Written exercise: Scan the data. Collect each line that contains the word "blood".

The records:
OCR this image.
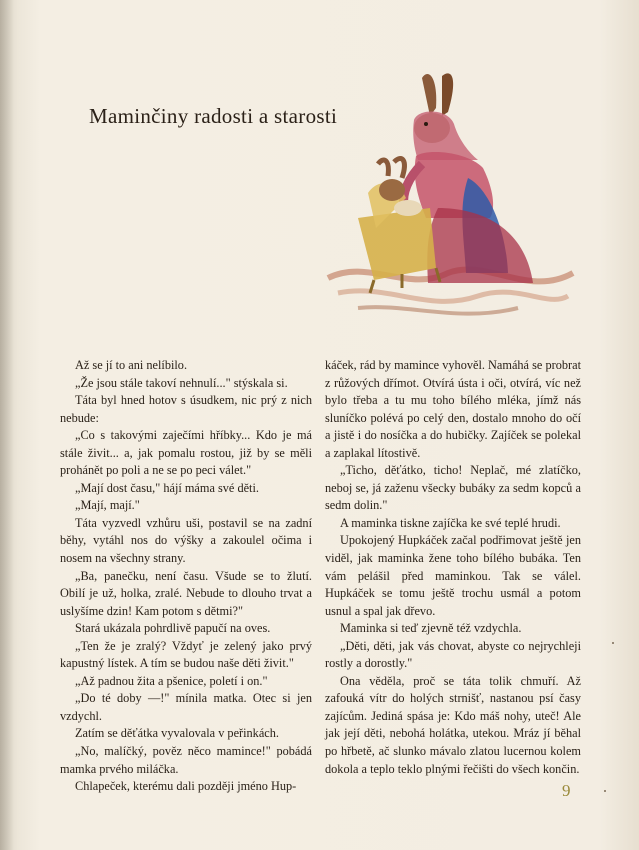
Maminčiny radosti a starosti

Až se jí to ani nelíbilo.

„Že jsou stále takoví nehnulí..." stýskala si.

Táta byl hned hotov s úsudkem, nic prý z nich nebude:

„Co s takovými zaječími hříbky... Kdo je má stále živit... a, jak pomalu rostou, již by se měli prohánět po poli a ne se po peci válet."

„Mají dost času," hájí máma své děti.

„Mají, mají."

Táta vyzvedl vzhůru uši, postavil se na zadní běhy, vytáhl nos do výšky a zakoulel očima i nosem na všechny strany.

„Ba, panečku, není času. Všude se to žlutí. Obilí je už, holka, zralé. Nebude to dlouho trvat a uslyšíme dzin! Kam potom s dětmi?"

Stará ukázala pohrdlivě papučí na oves.

„Ten že je zralý? Vždyť je zelený jako prvý kapustný lístek. A tím se budou naše děti živit."

„Až padnou žita a pšenice, poletí i on."

„Do té doby —!" mínila matka. Otec si jen vzdychl.

Zatím se děťátka vyvalovala v peřinkách.

„No, malíčký, pověz něco mamince!" pobádá mamka prvého miláčka.

Chlapeček, kterému dali později jméno Hup-

káček, rád by mamince vyhověl. Namáhá se probrat z růžových dřímot. Otvírá ústa i oči, otvírá, víc než bylo třeba a tu mu toho bílého mléka, jímž nás sluníčko polévá po celý den, dostalo mnoho do očí a jistě i do nosíčka a do hubičky. Zajíček se polekal a zaplakal lítostivě.

„Ticho, děťátko, ticho! Neplač, mé zlatíčko, neboj se, já zaženu všecky bubáky za sedm kopců a sedm dolin."

A maminka tiskne zajíčka ke své teplé hrudi.

Upokojený Hupkáček začal podřimovat ještě jen viděl, jak maminka žene toho bílého bubáka. Ten vám pelášil před maminkou. Tak se válel. Hupkáček se tomu ještě trochu usmál a potom usnul a spal jak dřevo.

Maminka si teď zjevně též vzdychla.

„Děti, děti, jak vás chovat, abyste co nejrychleji rostly a dorostly."

Ona věděla, proč se táta tolik chmuří. Až zafouká vítr do holých strnišť, nastanou psí časy zajícům. Jediná spása je: Kdo máš nohy, uteč! Ale jak její děti, nebohá holátka, utekou. Mráz jí běhal po hřbetě, ač slunko mávalo zlatou lucernou kolem dokola a teplo teklo plnými řečišti do všech končin.

9
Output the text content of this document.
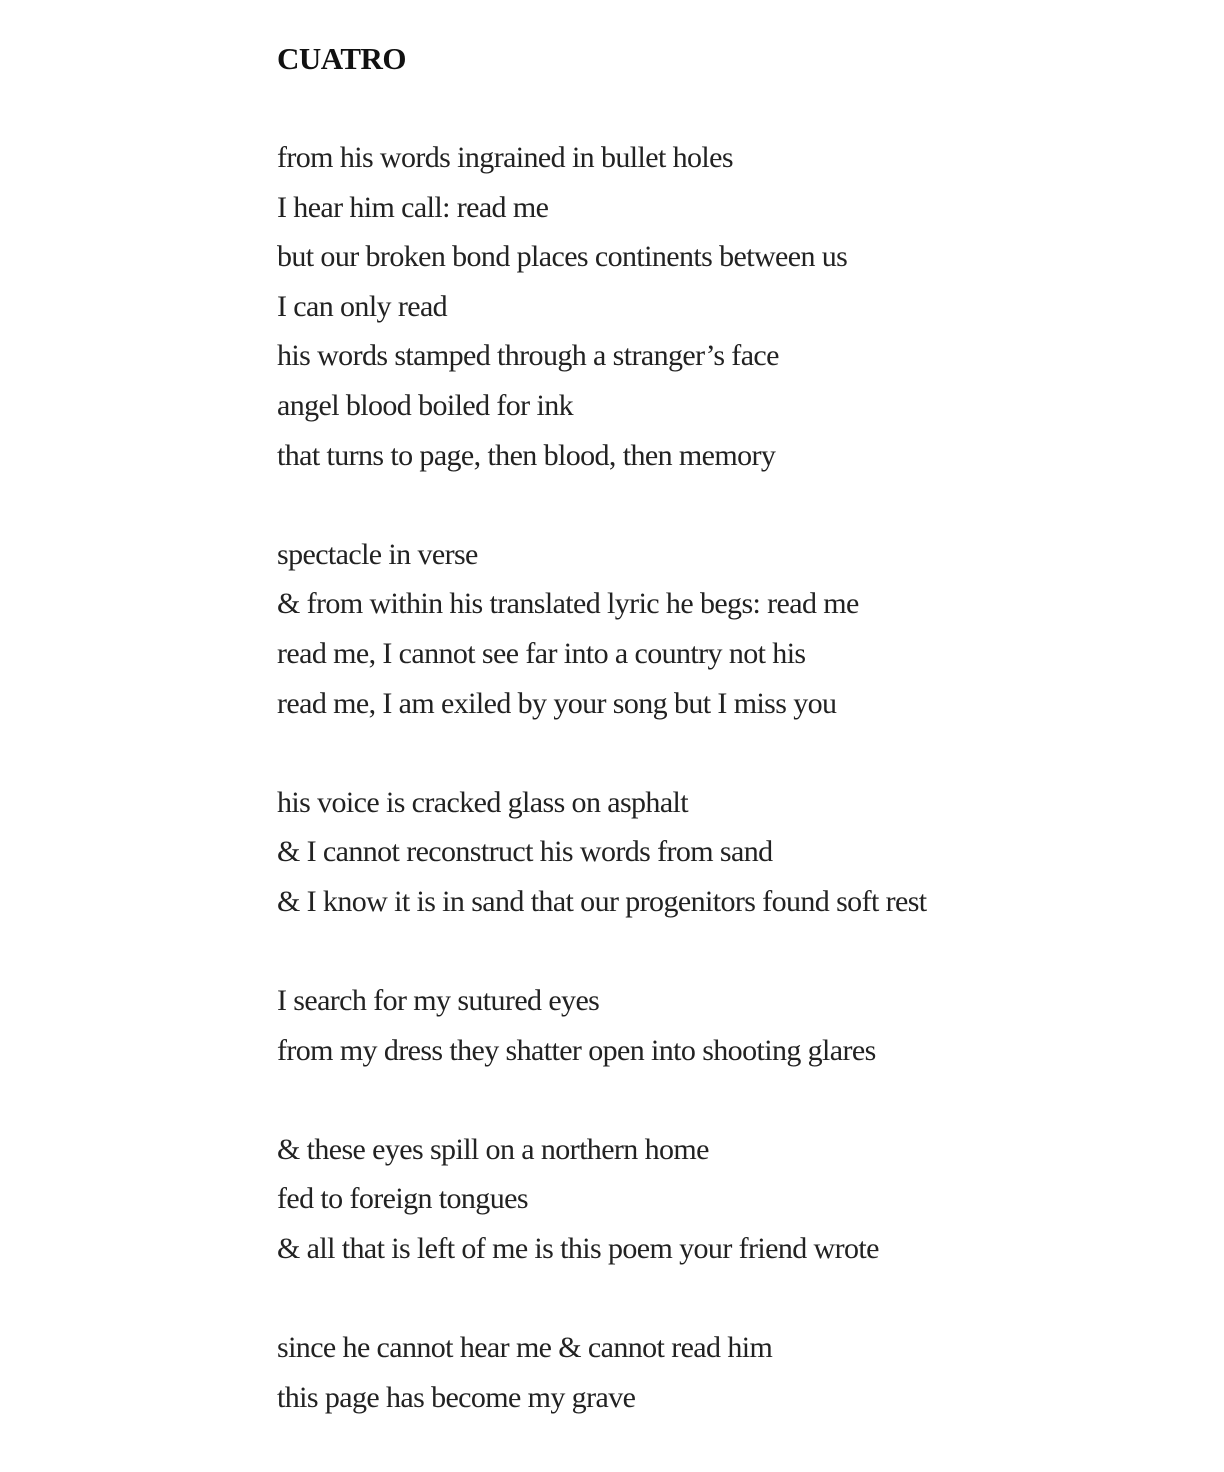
CUATRO
from his words ingrained in bullet holes
I hear him call: read me
but our broken bond places continents between us
I can only read
his words stamped through a stranger’s face
angel blood boiled for ink
that turns to page, then blood, then memory
spectacle in verse
& from within his translated lyric he begs: read me
read me, I cannot see far into a country not his
read me, I am exiled by your song but I miss you
his voice is cracked glass on asphalt
& I cannot reconstruct his words from sand
& I know it is in sand that our progenitors found soft rest
I search for my sutured eyes
from my dress they shatter open into shooting glares
& these eyes spill on a northern home
fed to foreign tongues
& all that is left of me is this poem your friend wrote
since he cannot hear me & cannot read him
this page has become my grave
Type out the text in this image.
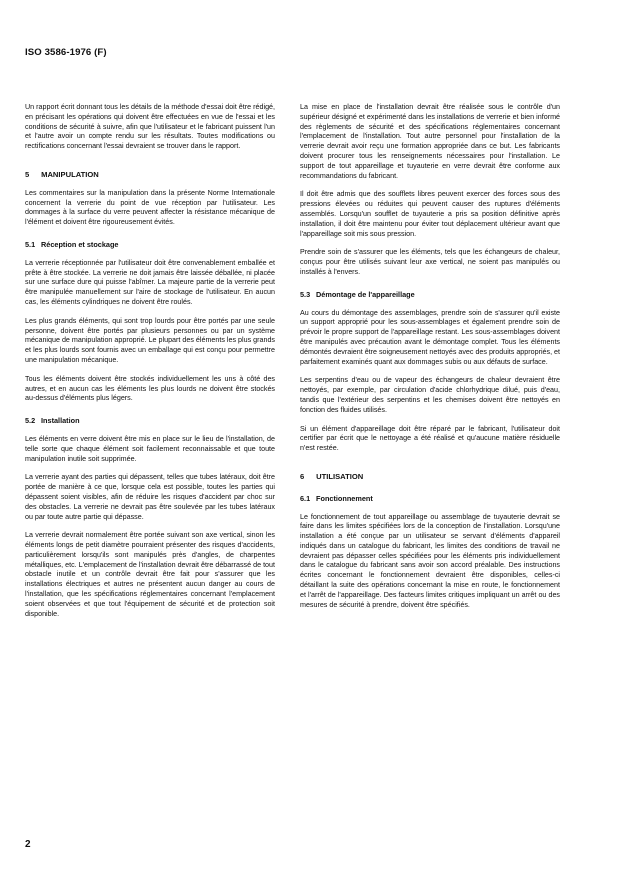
ISO 3586-1976 (F)

Un rapport écrit donnant tous les détails de la méthode d'essai doit être rédigé, en précisant les opérations qui doivent être effectuées en vue de l'essai et les conditions de sécurité à suivre, afin que l'utilisateur et le fabricant puissent l'un et l'autre avoir un compte rendu sur les résultats. Toutes modifications ou rectifications concernant l'essai devraient se trouver dans le rapport.

5 MANIPULATION

Les commentaires sur la manipulation dans la présente Norme Internationale concernent la verrerie du point de vue réception par l'utilisateur. Les dommages à la surface du verre peuvent affecter la résistance mécanique de l'élément et doivent être rigoureusement évités.

5.1 Réception et stockage

La verrerie réceptionnée par l'utilisateur doit être convenablement emballée et prête à être stockée. La verrerie ne doit jamais être laissée déballée, ni placée sur une surface dure qui puisse l'abîmer. La majeure partie de la verrerie peut être manipulée manuellement sur l'aire de stockage de l'utilisateur. En aucun cas, les éléments cylindriques ne doivent être roulés.

Les plus grands éléments, qui sont trop lourds pour être portés par une seule personne, doivent être portés par plusieurs personnes ou par un système mécanique de manipulation approprié. Le plupart des éléments les plus grands et les plus lourds sont fournis avec un emballage qui est conçu pour permettre une manipulation mécanique.

Tous les éléments doivent être stockés individuellement les uns à côté des autres, et en aucun cas les éléments les plus lourds ne doivent être stockés au-dessus d'éléments plus légers.

5.2 Installation

Les éléments en verre doivent être mis en place sur le lieu de l'installation, de telle sorte que chaque élément soit facilement reconnaissable et que toute manipulation inutile soit supprimée.

La verrerie ayant des parties qui dépassent, telles que tubes latéraux, doit être portée de manière à ce que, lorsque cela est possible, toutes les parties qui dépassent soient visibles, afin de réduire les risques d'accident par choc sur des obstacles. La verrerie ne devrait pas être soulevée par les tubes latéraux ou par toute autre partie qui dépasse.

La verrerie devrait normalement être portée suivant son axe vertical, sinon les éléments longs de petit diamètre pourraient présenter des risques d'accidents, particulièrement lorsqu'ils sont manipulés près d'angles, de charpentes métalliques, etc. L'emplacement de l'installation devrait être débarrassé de tout obstacle inutile et un contrôle devrait être fait pour s'assurer que les installations électriques et autres ne présentent aucun danger au cours de l'installation, que les spécifications réglementaires concernant l'emplacement soient observées et que tout l'équipement de sécurité et de protection soit disponible.

La mise en place de l'installation devrait être réalisée sous le contrôle d'un supérieur désigné et expérimenté dans les installations de verrerie et bien informé des règlements de sécurité et des spécifications réglementaires concernant l'emplacement de l'installation. Tout autre personnel pour l'installation de la verrerie devrait avoir reçu une formation appropriée dans ce but. Les fabricants doivent procurer tous les renseignements nécessaires pour l'installation. Le support de tout appareillage et tuyauterie en verre devrait être conforme aux recommandations du fabricant.

Il doit être admis que des soufflets libres peuvent exercer des forces sous des pressions élevées ou réduites qui peuvent causer des ruptures d'éléments assemblés. Lorsqu'un soufflet de tuyauterie a pris sa position définitive après installation, il doit être maintenu pour éviter tout déplacement ultérieur avant que l'appareillage soit mis sous pression.

Prendre soin de s'assurer que les éléments, tels que les échangeurs de chaleur, conçus pour être utilisés suivant leur axe vertical, ne soient pas manipulés ou installés à l'envers.

5.3 Démontage de l'appareillage

Au cours du démontage des assemblages, prendre soin de s'assurer qu'il existe un support approprié pour les sous-assemblages et également prendre soin de prévoir le propre support de l'appareillage restant. Les sous-assemblages doivent être manipulés avec précaution avant le démontage complet. Tous les éléments démontés devraient être soigneusement nettoyés avec des produits appropriés, et parfaitement examinés quant aux dommages subis ou aux défauts de surface.

Les serpentins d'eau ou de vapeur des échangeurs de chaleur devraient être nettoyés, par exemple, par circulation d'acide chlorhydrique dilué, puis d'eau, tandis que l'extérieur des serpentins et les chemises doivent être nettoyés en fonction des fluides utilisés.

Si un élément d'appareillage doit être réparé par le fabricant, l'utilisateur doit certifier par écrit que le nettoyage a été réalisé et qu'aucune matière résiduelle n'est restée.

6 UTILISATION
6.1 Fonctionnement

Le fonctionnement de tout appareillage ou assemblage de tuyauterie devrait se faire dans les limites spécifiées lors de la conception de l'installation. Lorsqu'une installation a été conçue par un utilisateur se servant d'éléments d'appareil indiqués dans un catalogue du fabricant, les limites des conditions de travail ne devraient pas dépasser celles spécifiées pour les éléments pris individuellement dans le catalogue du fabricant sans avoir son accord préalable. Des instructions écrites concernant le fonctionnement devraient être disponibles, celles-ci détaillant la suite des opérations concernant la mise en route, le fonctionnement et l'arrêt de l'appareillage. Des facteurs limites critiques impliquant un arrêt ou des mesures de sécurité à prendre, doivent être spécifiés.

2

Result for this task:
angel blood boiled for ink
that turns to page, then blood, then memory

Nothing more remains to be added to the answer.